** TASK TO COMPLETE **
Copy all lines of the listing that include the string "free".

** EXERCISE DATA **
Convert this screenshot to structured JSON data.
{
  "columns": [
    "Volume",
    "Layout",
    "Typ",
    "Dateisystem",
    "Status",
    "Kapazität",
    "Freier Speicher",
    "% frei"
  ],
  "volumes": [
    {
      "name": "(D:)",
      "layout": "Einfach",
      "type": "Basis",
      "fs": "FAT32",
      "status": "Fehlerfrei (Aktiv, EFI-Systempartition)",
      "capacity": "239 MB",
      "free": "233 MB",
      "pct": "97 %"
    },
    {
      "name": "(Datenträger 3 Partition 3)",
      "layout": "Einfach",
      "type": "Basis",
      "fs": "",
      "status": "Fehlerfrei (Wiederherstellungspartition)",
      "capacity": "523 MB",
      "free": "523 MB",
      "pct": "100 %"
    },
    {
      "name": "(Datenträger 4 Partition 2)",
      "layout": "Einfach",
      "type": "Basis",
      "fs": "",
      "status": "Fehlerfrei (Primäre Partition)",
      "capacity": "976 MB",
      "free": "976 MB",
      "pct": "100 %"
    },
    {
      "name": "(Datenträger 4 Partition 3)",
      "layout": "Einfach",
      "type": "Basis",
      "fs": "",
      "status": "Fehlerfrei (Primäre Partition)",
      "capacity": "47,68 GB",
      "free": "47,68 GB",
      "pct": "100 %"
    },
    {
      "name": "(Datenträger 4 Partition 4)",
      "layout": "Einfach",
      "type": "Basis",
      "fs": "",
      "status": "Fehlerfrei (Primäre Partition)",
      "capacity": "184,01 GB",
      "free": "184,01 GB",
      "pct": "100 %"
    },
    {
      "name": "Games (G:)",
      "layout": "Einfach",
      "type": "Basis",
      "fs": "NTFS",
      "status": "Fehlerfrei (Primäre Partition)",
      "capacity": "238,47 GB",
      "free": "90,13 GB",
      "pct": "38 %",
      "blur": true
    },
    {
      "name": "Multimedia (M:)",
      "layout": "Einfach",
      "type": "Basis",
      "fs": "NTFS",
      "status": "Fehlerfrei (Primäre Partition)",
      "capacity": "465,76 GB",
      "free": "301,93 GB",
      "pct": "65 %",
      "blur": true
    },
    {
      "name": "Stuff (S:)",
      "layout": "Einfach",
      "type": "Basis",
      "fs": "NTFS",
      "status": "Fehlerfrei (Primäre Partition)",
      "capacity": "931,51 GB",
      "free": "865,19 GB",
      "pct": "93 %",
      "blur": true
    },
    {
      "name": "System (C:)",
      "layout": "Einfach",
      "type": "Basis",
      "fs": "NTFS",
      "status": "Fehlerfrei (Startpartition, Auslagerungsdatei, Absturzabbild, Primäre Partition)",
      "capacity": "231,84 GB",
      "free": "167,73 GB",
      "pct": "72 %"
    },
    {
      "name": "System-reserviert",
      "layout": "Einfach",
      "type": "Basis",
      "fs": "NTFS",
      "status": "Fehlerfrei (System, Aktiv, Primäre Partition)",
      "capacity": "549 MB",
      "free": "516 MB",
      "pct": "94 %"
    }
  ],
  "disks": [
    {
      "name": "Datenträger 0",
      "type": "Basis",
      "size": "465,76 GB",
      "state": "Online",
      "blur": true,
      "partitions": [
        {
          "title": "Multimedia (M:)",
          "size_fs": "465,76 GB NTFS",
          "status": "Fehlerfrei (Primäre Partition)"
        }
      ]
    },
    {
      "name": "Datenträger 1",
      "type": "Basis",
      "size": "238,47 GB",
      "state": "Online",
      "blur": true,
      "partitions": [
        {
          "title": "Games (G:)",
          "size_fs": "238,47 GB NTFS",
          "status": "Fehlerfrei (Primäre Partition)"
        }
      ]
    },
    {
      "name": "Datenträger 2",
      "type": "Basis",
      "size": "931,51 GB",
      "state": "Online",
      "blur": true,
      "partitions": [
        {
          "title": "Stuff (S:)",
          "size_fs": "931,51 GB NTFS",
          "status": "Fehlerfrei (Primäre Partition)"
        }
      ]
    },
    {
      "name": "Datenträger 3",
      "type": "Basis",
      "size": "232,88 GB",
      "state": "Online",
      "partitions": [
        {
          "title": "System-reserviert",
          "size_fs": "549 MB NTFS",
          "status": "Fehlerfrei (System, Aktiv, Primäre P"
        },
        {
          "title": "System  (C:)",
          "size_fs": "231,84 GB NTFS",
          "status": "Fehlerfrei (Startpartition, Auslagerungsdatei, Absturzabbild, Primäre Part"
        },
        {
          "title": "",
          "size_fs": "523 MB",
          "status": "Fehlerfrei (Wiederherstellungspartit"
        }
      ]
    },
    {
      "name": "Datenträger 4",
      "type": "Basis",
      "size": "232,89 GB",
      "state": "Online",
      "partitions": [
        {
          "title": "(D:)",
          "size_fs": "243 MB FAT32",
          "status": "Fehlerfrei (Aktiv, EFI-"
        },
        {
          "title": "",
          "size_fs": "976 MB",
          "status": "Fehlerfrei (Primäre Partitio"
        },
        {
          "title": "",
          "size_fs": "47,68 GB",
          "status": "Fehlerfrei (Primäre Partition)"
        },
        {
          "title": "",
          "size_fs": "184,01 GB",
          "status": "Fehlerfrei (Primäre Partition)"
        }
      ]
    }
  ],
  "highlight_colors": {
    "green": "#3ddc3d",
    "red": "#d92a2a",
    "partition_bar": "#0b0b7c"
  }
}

** EXERCISE RESULT **
      "free": "233 MB",
      "free": "523 MB",
      "free": "976 MB",
      "free": "47,68 GB",
      "free": "184,01 GB",
      "free": "90,13 GB",
      "free": "301,93 GB",
      "free": "865,19 GB",
      "free": "167,73 GB",
      "free": "516 MB",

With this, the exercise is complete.